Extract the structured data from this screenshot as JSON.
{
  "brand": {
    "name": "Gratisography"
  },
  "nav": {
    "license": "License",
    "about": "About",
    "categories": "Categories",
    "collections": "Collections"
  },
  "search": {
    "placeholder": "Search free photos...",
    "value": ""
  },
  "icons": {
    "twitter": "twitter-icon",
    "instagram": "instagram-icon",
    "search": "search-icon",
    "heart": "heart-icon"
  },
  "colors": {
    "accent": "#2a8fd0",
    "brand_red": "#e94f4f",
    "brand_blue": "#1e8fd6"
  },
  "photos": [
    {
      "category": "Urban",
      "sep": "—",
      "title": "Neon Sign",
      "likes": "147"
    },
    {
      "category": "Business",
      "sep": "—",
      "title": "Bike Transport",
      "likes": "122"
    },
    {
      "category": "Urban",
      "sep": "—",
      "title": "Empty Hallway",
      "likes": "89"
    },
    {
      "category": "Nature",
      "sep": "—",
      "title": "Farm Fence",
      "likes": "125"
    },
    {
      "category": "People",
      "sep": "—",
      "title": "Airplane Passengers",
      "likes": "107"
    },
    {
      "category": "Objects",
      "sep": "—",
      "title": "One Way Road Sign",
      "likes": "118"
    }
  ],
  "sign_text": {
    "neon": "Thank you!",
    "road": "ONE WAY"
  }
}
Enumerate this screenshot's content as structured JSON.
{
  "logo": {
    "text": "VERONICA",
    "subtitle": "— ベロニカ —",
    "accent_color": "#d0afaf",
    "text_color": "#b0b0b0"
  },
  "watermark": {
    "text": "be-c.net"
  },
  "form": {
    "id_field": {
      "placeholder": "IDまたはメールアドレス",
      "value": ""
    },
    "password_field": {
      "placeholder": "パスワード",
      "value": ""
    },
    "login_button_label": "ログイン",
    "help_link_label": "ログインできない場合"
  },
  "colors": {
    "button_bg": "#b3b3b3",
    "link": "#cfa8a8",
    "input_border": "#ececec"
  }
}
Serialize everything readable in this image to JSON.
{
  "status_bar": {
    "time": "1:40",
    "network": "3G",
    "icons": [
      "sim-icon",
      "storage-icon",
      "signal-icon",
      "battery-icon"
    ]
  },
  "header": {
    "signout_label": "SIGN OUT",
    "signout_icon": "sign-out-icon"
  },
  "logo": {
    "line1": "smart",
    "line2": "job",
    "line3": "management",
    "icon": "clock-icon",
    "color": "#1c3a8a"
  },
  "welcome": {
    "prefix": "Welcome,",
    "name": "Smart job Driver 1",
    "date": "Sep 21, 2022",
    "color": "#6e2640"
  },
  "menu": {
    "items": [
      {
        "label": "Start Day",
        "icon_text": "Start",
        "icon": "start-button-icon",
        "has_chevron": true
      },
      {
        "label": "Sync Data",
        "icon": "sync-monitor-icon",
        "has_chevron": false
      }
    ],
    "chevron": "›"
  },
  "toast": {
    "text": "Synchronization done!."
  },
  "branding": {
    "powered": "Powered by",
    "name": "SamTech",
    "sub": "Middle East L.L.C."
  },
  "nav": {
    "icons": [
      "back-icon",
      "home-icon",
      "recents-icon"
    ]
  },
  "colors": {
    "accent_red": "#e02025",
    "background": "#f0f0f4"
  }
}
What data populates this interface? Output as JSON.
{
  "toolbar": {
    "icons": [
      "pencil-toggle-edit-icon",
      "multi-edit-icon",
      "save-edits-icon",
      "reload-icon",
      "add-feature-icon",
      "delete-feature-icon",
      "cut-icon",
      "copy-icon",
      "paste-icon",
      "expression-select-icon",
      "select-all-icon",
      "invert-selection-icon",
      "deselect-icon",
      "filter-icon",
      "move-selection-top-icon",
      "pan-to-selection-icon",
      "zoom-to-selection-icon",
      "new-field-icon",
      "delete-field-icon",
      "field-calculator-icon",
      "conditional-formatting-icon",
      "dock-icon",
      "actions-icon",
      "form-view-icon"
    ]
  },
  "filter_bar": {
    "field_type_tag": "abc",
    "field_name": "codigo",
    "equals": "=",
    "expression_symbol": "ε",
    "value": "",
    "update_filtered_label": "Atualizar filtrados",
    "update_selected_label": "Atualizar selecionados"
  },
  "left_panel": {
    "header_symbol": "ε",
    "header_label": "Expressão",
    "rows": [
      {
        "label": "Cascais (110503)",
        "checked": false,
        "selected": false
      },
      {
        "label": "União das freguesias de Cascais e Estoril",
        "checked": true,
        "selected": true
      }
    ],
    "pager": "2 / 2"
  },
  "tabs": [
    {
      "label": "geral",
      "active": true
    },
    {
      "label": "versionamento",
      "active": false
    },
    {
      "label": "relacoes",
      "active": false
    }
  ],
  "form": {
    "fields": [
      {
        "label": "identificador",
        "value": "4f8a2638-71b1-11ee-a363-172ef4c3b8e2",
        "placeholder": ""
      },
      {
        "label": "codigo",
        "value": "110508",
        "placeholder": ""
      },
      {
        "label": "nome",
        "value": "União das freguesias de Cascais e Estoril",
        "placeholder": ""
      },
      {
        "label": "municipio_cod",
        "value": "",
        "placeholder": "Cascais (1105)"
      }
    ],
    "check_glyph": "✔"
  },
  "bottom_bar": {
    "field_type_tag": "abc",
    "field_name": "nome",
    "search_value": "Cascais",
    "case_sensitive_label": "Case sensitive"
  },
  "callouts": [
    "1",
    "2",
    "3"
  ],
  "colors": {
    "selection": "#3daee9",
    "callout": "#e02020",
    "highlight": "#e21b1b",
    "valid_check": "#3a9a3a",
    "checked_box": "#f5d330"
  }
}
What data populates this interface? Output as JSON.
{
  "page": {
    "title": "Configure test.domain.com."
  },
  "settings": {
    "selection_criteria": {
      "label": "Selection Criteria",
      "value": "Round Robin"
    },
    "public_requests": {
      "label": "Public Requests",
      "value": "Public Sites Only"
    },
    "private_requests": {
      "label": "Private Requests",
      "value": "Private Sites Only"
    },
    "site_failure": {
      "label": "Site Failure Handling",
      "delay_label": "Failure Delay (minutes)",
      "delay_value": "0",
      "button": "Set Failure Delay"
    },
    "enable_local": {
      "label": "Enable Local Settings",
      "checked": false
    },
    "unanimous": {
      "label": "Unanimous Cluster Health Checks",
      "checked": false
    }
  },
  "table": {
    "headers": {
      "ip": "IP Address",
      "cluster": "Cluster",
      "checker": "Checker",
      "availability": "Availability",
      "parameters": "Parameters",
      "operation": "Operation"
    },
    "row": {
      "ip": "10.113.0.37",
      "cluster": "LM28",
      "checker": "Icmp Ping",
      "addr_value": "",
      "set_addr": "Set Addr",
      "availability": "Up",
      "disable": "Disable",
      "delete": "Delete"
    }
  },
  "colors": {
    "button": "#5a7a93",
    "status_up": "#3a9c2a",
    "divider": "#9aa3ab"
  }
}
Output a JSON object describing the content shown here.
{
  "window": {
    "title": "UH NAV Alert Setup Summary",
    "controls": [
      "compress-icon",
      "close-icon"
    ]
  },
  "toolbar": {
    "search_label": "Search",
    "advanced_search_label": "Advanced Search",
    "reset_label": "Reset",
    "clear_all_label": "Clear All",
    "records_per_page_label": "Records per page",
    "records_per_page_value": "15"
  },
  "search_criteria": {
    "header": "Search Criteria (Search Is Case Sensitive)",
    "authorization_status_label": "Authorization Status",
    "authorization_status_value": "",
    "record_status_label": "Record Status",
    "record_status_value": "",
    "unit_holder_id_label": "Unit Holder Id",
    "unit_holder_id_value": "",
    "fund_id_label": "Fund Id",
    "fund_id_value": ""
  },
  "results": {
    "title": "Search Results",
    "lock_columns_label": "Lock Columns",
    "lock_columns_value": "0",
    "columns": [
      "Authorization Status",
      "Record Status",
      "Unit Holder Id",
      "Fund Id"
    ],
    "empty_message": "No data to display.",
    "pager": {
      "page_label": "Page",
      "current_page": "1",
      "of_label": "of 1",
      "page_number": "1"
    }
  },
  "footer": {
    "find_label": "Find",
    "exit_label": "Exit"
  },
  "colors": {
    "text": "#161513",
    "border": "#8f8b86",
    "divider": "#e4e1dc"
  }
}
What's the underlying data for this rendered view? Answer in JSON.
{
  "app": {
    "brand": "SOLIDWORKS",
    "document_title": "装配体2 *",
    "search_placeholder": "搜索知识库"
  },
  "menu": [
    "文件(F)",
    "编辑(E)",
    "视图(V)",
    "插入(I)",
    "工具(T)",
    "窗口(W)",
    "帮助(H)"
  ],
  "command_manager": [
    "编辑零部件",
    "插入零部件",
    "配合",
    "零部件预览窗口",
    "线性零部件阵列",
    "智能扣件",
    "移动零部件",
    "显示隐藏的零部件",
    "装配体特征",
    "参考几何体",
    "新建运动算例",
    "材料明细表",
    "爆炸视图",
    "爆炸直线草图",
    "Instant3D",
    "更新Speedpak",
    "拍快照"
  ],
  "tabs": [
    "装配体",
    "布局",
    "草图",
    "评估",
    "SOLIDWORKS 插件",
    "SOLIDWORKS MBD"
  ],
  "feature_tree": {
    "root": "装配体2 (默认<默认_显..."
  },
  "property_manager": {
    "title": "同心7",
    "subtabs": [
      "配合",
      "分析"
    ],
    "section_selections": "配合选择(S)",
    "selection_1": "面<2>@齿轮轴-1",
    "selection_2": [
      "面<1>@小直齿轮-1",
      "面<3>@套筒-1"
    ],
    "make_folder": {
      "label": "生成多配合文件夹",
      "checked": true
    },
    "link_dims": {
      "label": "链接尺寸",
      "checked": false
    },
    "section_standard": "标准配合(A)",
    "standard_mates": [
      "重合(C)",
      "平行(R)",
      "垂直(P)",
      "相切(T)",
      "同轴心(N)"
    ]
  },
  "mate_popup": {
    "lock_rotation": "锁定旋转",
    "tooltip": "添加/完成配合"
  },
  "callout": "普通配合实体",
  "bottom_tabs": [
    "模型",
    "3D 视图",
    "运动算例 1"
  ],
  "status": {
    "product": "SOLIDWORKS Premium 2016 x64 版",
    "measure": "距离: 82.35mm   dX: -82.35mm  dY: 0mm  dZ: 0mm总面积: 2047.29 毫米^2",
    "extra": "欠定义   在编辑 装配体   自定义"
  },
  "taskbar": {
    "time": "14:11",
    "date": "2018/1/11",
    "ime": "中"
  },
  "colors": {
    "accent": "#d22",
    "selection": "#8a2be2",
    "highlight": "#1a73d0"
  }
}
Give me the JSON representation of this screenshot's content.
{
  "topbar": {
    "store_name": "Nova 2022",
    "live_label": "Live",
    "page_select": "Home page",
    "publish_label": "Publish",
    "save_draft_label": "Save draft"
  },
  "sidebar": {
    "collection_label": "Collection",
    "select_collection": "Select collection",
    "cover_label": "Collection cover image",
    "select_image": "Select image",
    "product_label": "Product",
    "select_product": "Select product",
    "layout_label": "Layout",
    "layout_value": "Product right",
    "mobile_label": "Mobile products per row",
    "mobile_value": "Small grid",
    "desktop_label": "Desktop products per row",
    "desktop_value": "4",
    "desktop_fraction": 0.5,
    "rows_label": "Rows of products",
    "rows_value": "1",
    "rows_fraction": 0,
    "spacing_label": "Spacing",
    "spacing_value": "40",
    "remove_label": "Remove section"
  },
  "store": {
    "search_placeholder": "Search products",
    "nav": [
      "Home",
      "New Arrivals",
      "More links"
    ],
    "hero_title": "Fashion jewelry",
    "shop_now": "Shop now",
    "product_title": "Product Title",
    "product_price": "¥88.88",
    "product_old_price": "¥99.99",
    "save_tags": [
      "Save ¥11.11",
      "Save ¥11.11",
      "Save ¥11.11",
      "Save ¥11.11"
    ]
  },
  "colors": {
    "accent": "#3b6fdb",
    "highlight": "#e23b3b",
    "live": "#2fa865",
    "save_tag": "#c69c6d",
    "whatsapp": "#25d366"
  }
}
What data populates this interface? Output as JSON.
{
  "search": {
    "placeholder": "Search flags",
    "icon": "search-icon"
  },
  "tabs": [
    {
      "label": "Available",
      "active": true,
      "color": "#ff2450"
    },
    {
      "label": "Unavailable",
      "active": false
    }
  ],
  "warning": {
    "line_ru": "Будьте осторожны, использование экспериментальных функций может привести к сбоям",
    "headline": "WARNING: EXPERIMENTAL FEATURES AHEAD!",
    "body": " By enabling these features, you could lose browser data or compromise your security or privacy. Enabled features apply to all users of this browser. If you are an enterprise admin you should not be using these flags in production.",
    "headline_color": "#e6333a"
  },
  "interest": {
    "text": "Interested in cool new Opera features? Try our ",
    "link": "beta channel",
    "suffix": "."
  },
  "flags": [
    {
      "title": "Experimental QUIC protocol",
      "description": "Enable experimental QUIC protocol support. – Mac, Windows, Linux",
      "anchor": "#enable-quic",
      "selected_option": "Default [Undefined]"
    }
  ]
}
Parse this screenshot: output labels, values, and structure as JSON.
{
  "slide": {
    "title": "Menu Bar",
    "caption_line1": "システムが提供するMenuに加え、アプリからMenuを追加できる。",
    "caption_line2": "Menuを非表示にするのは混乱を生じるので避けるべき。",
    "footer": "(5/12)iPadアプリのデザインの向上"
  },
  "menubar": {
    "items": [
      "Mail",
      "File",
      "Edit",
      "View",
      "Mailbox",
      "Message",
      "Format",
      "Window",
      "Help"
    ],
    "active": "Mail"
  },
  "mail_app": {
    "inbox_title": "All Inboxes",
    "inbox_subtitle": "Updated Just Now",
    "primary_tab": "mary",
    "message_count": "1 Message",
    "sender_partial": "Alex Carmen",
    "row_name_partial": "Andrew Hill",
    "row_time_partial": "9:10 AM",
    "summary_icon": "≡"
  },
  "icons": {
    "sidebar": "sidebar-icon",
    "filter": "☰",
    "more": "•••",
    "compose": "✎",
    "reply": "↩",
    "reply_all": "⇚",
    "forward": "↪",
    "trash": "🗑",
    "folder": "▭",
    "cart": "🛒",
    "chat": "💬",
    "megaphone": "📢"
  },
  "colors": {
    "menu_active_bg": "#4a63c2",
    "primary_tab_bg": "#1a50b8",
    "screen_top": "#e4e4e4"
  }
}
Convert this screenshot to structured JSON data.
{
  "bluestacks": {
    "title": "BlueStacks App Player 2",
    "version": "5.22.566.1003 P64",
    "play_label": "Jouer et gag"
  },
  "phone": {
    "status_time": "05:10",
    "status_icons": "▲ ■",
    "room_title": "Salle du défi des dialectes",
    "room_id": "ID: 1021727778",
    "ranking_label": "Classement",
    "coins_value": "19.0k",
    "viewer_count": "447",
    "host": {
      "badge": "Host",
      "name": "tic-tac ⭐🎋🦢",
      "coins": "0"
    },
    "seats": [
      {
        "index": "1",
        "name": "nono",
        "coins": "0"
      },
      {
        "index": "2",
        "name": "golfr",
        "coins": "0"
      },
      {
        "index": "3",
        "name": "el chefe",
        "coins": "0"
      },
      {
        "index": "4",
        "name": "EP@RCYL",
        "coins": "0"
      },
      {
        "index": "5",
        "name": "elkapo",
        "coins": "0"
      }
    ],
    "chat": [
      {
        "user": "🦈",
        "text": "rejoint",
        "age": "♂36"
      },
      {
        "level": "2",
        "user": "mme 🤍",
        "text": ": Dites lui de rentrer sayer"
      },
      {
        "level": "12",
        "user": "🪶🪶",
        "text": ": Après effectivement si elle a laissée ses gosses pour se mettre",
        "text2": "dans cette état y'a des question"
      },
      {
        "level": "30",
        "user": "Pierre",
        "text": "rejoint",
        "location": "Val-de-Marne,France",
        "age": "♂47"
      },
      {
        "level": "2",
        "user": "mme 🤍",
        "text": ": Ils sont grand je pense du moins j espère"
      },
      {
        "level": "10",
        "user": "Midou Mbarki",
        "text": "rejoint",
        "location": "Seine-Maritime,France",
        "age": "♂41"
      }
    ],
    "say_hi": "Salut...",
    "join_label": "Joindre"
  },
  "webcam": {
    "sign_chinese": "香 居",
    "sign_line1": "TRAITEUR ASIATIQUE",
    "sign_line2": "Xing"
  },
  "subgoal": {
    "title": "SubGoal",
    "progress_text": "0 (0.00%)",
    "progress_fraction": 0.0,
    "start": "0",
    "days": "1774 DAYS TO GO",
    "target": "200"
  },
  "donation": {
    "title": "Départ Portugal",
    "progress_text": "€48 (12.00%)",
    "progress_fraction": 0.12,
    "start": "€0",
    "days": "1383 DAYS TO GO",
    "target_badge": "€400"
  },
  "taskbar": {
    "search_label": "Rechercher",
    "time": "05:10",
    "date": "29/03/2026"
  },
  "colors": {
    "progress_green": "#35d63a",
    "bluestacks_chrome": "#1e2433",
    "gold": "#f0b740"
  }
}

**Work to complete:**
Which lines hold the word "true"? Copy each of them from the records.

**Complete response:**
        "has_chevron": true
        "checked": true,
        "selected": true
      "active": true
      "checked": true
      "active": true,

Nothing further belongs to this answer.